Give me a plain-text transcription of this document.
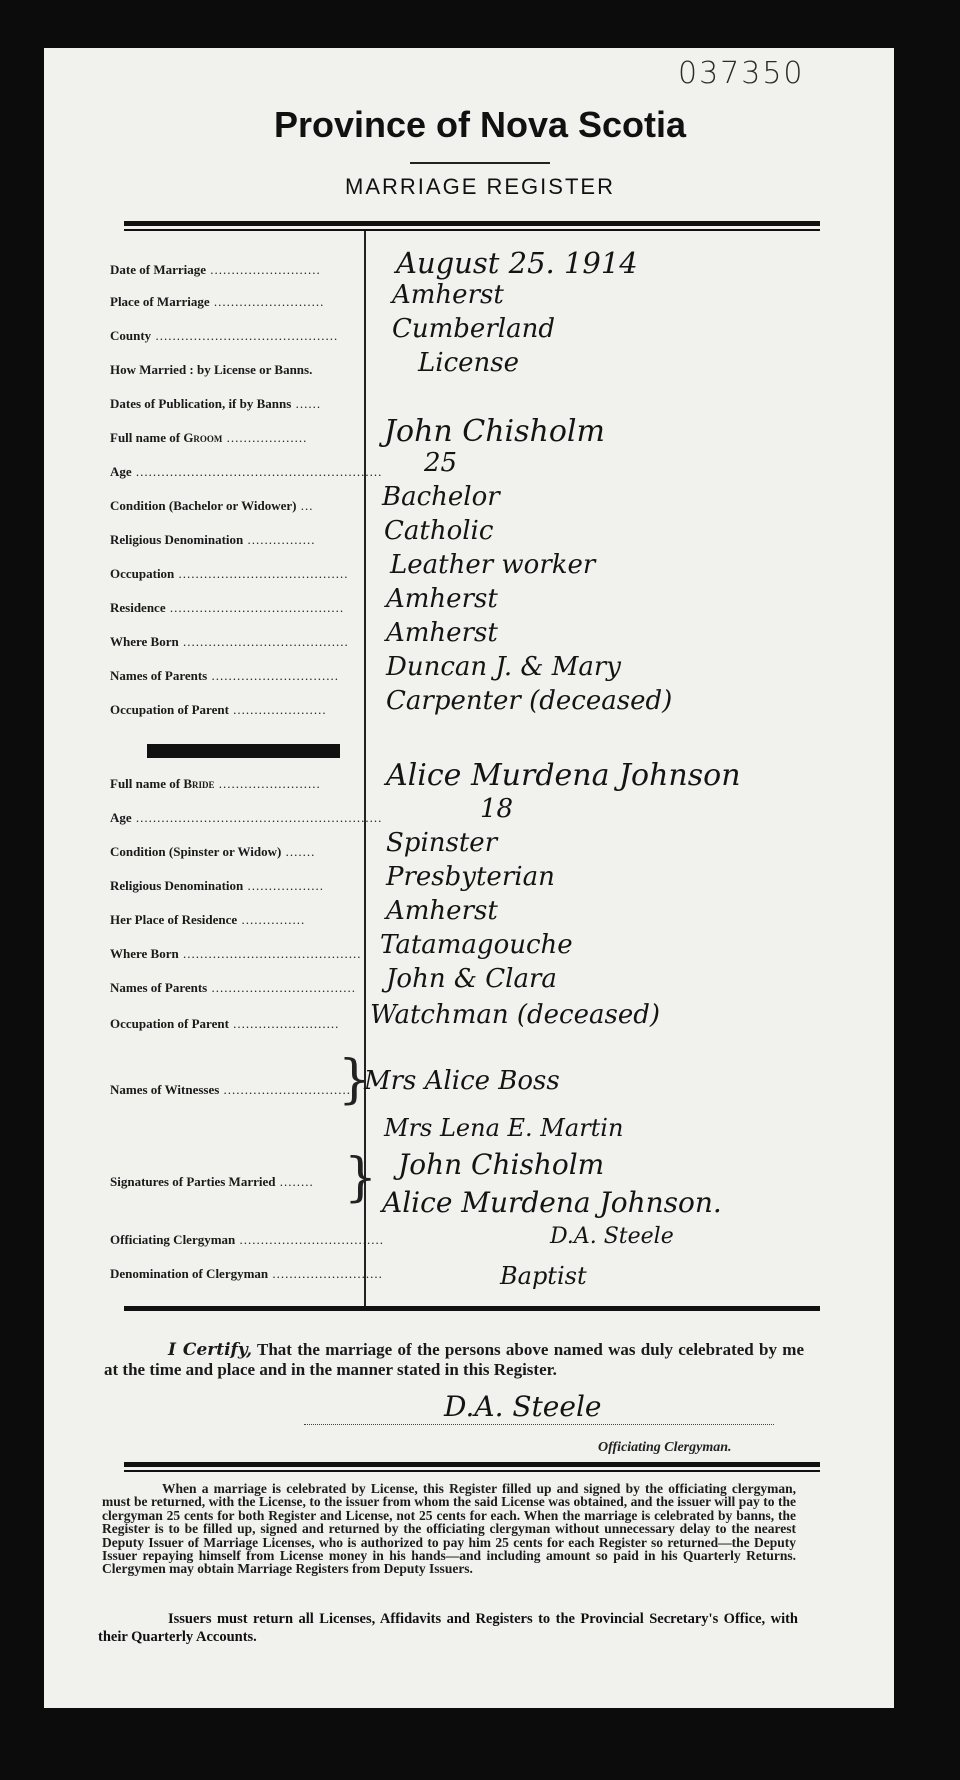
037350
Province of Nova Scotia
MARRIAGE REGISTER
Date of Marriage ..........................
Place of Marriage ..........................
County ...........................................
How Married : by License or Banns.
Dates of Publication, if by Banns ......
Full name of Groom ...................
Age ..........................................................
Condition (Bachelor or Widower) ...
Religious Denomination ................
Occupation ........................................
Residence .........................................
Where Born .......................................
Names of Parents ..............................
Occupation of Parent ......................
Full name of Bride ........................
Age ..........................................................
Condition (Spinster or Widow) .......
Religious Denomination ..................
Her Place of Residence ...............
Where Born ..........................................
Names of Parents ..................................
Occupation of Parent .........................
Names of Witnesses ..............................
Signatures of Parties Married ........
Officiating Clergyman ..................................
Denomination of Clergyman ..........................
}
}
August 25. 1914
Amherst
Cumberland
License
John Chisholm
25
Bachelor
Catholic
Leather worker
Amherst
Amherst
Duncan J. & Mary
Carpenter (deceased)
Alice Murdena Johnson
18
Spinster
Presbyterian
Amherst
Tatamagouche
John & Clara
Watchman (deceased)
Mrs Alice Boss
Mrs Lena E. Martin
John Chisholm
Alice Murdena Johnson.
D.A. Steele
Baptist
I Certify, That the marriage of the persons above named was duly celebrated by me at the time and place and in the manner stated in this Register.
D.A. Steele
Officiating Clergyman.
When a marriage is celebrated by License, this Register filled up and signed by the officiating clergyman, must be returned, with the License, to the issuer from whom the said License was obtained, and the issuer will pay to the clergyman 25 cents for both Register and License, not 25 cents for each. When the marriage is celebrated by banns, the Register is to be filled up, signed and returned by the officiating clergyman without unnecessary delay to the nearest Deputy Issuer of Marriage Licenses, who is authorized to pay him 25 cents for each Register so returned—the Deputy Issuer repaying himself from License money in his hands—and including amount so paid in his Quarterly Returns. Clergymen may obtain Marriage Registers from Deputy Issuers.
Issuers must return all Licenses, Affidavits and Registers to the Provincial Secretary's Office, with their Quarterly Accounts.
────
> _INSTRUCTION_:
Using the records above, list each line that includes "Bachelor".

> _REPLY_:
Condition (Bachelor or Widower) ...
Bachelor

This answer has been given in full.